- Problem details: Find the lines holding the word "Regulamin" and collect them.

- Working data:

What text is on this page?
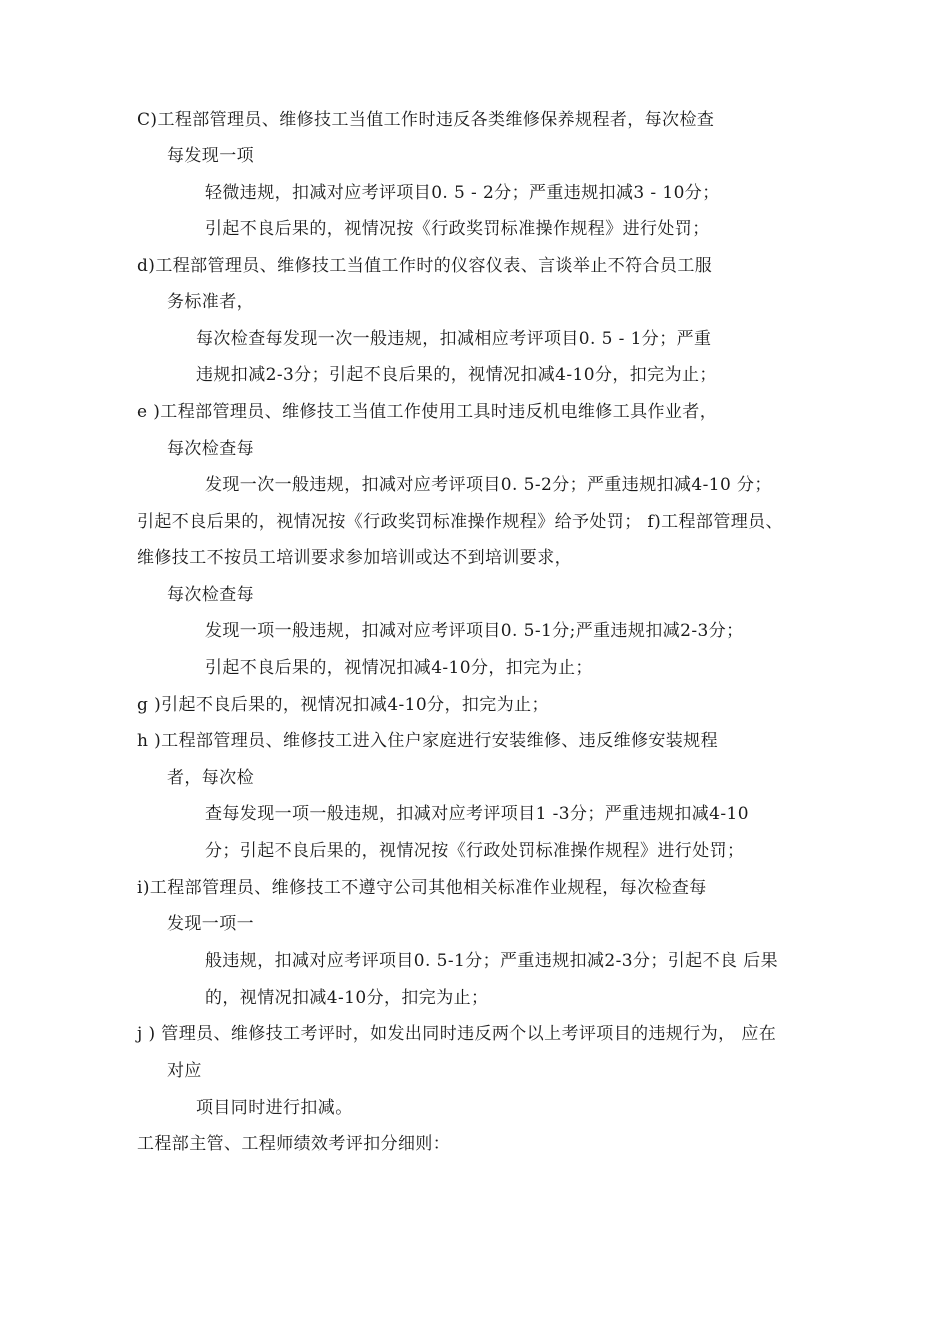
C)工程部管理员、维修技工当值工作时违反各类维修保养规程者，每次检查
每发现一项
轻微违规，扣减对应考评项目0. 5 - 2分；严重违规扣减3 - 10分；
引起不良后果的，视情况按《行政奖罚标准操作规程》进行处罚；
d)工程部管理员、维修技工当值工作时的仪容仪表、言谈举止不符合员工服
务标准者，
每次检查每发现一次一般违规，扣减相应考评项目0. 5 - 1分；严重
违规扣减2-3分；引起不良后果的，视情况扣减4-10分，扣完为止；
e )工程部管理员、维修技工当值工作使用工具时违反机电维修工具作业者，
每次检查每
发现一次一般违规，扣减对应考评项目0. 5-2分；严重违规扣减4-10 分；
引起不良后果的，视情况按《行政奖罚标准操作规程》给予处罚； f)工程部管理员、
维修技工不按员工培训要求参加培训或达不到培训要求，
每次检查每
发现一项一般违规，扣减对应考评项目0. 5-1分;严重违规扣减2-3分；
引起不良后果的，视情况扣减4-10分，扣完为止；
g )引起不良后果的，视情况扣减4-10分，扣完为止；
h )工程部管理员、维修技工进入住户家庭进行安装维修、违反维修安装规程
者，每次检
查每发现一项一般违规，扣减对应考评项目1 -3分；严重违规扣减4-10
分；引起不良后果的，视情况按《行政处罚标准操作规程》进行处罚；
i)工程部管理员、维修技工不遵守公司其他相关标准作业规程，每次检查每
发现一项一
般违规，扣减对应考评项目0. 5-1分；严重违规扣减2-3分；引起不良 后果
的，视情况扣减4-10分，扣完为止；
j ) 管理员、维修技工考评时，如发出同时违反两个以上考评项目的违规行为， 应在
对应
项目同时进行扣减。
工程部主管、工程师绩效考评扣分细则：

==

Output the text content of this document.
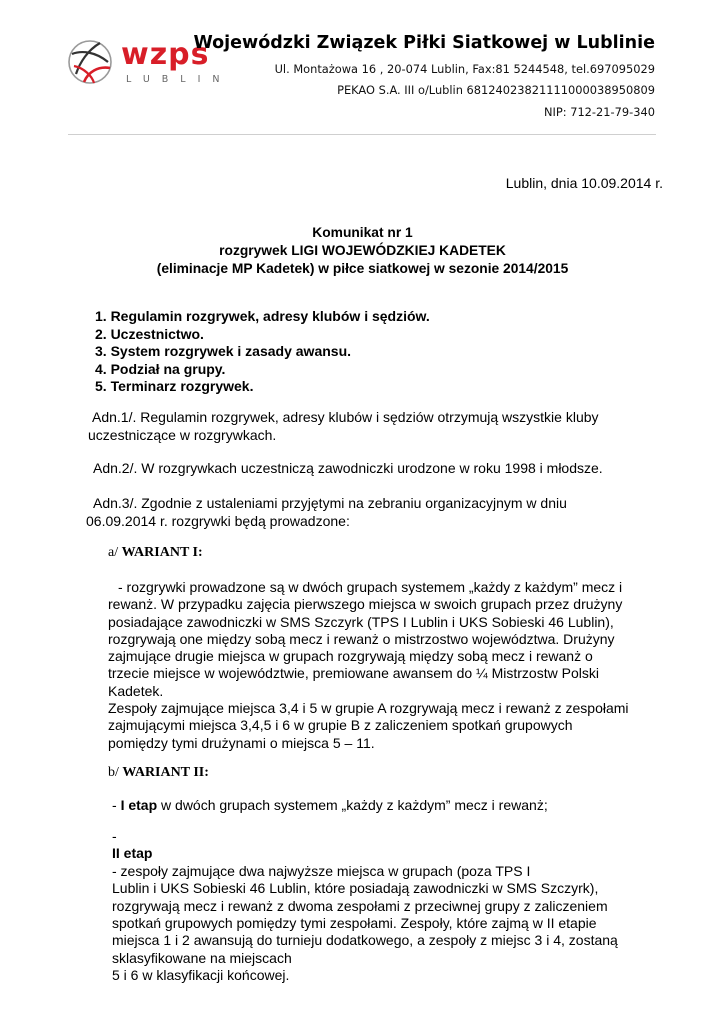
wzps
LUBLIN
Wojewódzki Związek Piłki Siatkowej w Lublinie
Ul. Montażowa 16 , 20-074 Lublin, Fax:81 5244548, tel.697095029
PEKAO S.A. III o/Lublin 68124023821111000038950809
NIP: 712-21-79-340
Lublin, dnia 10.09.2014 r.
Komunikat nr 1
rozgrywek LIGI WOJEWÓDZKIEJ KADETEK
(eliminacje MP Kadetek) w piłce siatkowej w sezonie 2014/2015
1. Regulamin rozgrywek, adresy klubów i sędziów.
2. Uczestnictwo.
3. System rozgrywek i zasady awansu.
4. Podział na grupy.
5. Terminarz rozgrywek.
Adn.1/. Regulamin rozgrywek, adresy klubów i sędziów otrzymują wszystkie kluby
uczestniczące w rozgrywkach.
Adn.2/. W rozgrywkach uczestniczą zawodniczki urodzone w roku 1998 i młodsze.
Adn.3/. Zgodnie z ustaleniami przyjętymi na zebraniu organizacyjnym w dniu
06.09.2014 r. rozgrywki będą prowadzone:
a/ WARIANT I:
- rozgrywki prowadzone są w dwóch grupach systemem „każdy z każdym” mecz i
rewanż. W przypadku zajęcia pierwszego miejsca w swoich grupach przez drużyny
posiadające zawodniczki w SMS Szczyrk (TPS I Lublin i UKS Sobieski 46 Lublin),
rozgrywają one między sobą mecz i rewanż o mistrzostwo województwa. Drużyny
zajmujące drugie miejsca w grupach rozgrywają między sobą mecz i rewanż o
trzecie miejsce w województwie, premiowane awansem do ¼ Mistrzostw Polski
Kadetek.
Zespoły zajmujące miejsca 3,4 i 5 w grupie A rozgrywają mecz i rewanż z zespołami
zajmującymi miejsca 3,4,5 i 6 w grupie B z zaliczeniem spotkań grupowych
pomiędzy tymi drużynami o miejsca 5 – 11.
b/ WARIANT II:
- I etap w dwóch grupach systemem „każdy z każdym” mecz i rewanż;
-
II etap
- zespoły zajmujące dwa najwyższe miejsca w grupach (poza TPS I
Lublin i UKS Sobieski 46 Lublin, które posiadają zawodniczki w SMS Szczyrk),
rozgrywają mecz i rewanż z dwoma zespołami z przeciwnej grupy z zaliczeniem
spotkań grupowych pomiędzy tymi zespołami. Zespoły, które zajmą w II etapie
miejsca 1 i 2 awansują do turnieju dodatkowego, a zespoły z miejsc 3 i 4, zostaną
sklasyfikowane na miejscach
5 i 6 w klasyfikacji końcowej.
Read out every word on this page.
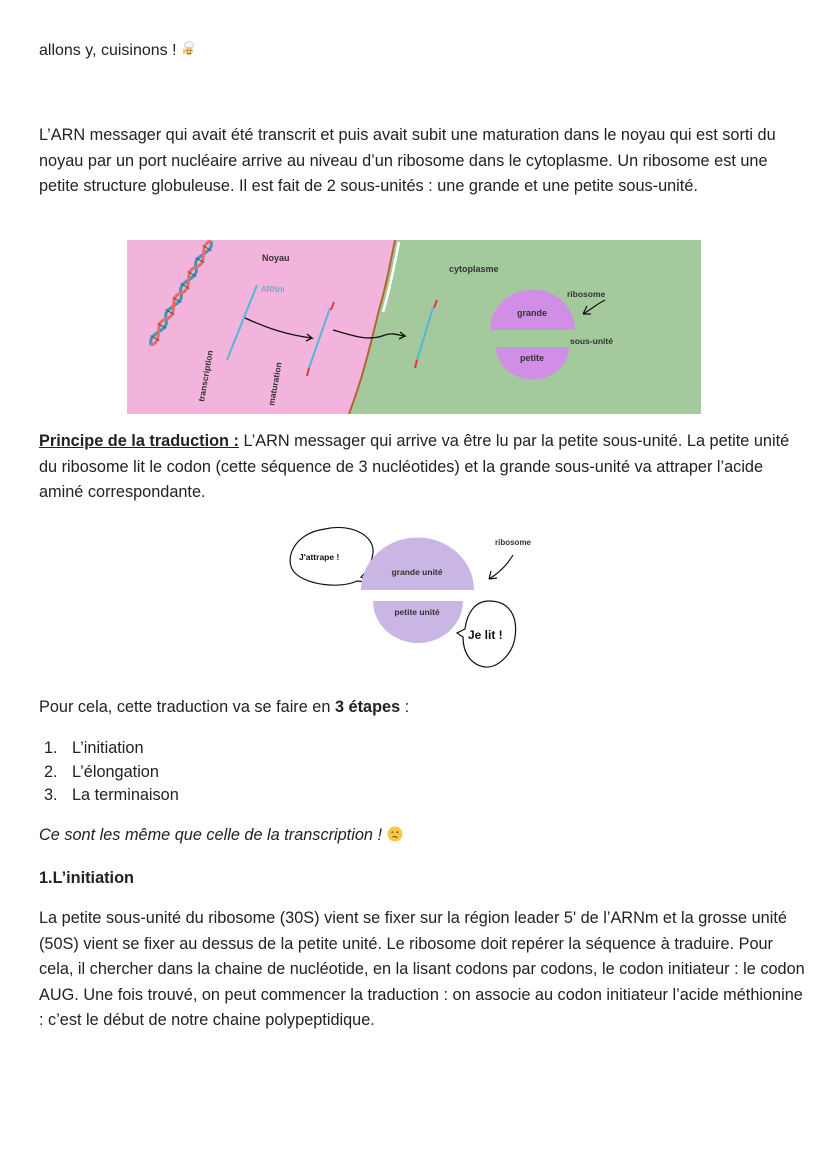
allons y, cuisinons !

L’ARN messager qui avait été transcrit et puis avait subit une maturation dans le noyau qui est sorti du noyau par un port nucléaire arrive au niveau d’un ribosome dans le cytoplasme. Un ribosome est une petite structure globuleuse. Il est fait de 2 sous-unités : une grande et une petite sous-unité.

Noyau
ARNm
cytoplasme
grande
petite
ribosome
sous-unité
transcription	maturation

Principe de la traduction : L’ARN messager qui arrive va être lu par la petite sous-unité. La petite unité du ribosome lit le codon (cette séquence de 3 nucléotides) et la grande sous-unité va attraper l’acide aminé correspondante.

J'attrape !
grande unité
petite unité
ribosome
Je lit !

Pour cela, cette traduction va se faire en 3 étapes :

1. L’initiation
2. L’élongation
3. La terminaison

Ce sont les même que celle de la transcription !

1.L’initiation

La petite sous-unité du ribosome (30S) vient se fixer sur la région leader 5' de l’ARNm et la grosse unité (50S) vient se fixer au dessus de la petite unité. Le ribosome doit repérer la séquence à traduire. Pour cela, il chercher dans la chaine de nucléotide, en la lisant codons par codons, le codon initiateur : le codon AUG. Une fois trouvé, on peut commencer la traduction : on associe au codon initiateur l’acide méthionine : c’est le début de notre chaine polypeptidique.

- Reply to the exercise:
1. Regulamin rozgrywek, adresy klubów i sędziów.
Adn.1/. Regulamin rozgrywek, adresy klubów i sędziów otrzymują wszystkie kluby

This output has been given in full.